Request. Return only the count of lines in which the word "value" appears.

Supplied data.
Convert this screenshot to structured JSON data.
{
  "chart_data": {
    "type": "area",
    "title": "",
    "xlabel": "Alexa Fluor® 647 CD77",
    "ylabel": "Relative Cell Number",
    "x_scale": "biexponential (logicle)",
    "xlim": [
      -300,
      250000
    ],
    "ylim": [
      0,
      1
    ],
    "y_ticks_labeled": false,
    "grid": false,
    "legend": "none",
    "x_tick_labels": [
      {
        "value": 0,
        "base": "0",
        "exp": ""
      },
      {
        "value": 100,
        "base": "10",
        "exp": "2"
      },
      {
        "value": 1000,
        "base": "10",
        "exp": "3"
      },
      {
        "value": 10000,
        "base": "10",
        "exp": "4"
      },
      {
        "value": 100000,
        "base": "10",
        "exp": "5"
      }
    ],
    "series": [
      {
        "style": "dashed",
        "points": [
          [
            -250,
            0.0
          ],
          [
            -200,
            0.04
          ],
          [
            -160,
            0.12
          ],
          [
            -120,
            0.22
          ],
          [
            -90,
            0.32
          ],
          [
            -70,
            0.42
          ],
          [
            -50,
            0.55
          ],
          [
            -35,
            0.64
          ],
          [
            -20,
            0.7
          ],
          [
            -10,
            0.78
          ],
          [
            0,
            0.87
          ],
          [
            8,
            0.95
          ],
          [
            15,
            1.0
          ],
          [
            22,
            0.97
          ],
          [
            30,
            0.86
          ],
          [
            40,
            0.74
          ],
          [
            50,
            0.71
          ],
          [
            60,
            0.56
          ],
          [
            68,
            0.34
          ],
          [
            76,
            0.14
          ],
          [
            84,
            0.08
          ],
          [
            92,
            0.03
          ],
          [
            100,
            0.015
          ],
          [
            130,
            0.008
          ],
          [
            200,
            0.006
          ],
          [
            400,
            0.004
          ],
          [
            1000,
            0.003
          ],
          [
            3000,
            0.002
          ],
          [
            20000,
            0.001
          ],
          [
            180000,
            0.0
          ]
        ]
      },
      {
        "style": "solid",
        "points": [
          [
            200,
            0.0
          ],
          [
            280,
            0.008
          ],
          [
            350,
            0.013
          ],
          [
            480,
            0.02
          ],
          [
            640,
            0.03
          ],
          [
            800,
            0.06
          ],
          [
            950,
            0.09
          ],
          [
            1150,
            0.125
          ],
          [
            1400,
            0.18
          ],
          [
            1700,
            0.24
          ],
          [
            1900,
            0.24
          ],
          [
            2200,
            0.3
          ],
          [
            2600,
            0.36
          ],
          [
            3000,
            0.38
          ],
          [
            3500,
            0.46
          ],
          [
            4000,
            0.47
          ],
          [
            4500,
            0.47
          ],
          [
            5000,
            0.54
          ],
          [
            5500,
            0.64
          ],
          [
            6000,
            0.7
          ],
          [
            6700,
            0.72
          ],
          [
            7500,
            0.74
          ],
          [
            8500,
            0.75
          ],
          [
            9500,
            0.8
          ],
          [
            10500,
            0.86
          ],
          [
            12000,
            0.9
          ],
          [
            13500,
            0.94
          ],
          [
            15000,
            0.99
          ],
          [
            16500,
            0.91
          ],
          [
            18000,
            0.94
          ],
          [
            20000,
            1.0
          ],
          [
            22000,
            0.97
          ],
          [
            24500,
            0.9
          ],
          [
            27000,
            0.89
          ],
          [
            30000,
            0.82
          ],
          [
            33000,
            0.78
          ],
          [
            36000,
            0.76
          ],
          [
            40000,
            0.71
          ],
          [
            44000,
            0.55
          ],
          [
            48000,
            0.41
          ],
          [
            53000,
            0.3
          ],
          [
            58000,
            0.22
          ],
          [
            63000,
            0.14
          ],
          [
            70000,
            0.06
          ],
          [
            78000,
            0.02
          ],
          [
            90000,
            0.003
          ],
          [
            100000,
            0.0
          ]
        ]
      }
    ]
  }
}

Solution. 5